__Action item 1__
From the blog excerpt, pull out the passage that begins with the words containing "I've known him" and ends with "with the sheep...", copied word for word.
__Action item 2__
Write the next few sentences of the blog excerpt, picking up right after its final sentence.

__Page text__
########################################
Him: "But they aren't as crazy as the people upstairs. They have a trampoline that they jump on, up on the roof."

I've known him for a couple of years, and all of our previous conversations have consisted of things such as, "Hi, how are you?" I have to say, that is a rather clever way not to answer if you are going to clean up.

And now I find out that we, in the mental health agency and the bulk of us with diagnoses, are the "normal" tenants in the building.

But it does leave me to wonder: in what part of the office did they make the films?

Too bad that conversation wasn't over the phone.

Sunday, June 09, 2013

About that time with the sheep...

Like many of you (I hope), I am not surprised, but mad as hell that this administration, in a move undistinguished from the last one, feels the need to spy on tens of millions of us.

Don't tell me this is to prevent terrorism. Tens of millions of peoples' calls need to be monitored? Really? Tens of millions of us are a threat?

This is so fucking big brother it's right out of an unwritten Orwellian novel.

Anyhow, like so many other things, I can't fix it, so I have to come up with something funny.
So although my first thought on reading about this program (the existence of which was previously denied) was, "What the fuck!" my second one was, "I need to start coming up with some really appalling and weird stuff in case my calls are ever, say, recorded."
########################################
__Material provided__

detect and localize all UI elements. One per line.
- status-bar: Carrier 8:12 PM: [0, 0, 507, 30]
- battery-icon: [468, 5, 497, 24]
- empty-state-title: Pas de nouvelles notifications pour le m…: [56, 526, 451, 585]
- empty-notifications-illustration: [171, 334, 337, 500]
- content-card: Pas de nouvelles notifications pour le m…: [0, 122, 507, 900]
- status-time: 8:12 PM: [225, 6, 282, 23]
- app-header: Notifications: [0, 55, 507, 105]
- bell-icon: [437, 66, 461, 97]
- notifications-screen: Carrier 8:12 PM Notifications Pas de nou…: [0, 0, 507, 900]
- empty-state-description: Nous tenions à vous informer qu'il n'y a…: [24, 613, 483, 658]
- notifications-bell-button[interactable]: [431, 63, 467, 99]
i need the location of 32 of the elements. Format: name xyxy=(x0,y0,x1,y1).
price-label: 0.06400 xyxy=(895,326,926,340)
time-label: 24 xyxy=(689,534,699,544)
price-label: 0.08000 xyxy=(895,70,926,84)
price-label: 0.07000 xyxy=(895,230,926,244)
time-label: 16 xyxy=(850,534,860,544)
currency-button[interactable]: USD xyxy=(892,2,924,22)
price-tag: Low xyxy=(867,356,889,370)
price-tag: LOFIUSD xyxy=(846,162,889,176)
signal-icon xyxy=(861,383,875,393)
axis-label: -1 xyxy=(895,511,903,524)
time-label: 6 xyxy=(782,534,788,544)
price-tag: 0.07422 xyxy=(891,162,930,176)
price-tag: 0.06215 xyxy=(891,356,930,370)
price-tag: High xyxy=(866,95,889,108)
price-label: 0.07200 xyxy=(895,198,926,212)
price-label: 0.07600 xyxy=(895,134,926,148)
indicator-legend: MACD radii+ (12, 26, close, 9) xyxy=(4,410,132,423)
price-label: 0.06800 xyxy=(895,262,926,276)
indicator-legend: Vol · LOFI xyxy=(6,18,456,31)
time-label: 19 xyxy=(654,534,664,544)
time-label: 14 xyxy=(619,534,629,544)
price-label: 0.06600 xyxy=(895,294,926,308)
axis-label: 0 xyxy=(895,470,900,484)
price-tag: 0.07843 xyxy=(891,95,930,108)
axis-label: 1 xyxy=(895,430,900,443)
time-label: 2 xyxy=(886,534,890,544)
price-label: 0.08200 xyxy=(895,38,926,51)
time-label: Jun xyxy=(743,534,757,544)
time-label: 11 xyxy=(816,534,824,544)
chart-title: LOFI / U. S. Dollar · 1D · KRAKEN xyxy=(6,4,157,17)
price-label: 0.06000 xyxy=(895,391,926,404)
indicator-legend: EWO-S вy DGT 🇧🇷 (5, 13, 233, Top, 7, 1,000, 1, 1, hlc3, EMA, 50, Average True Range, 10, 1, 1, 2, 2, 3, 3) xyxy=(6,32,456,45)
########################################
__Answer box 1__
I've known him for a couple of years, and all of our previous conversations have consisted of things such as, "Hi, how are you?" I have to say, that is a rather clever way not to answer if you are going to clean up.

And now I find out that we, in the mental health agency and the bulk of us with diagnoses, are the "normal" tenants in the building.

But it does leave me to wonder: in what part of the office did they make the films?

Too bad that conversation wasn't over the phone.

Sunday, June 09, 2013

About that time with the sheep...

__Answer box 2__
Say, about the time with the sheep...or my strange new fetish involving jelly beans and toe-sucking (OK not really), perhaps.

Do you have any suggestions? Just so we give them a good time.

If they don't actually record the conversations, maybe I'll have to seek out some esoteric phone numbers to appear on the records. I have tons of unused minutes at the end of every billing cycle. The human/sea urchin love society? The joy of befriending fire ants? How to create condoms from Dum-dum wrappers?

Now if you will excuse me, I'm going to go call my new best friends. Let me know if you have other ideas too!

Tuesday, June 04, 2013

Of spilled mochas and the IRS

This is my rant of the moment. Bear with me. It's nothing life-threatening, and I apologize for being out of sorts, but it's still irritating.

So this is what you do this week if you are me:

1. Pick up your coffee 3/4 of the way to work (11 miles in thick traffic) and find out, the hard way, that the coffee drive through didn't put on the lid all the way. Get mocha all over your beige skirt. Call your boss and tell him you need to go home and change. Hear your boss laugh and say OK, as long as you send pictures of the mess.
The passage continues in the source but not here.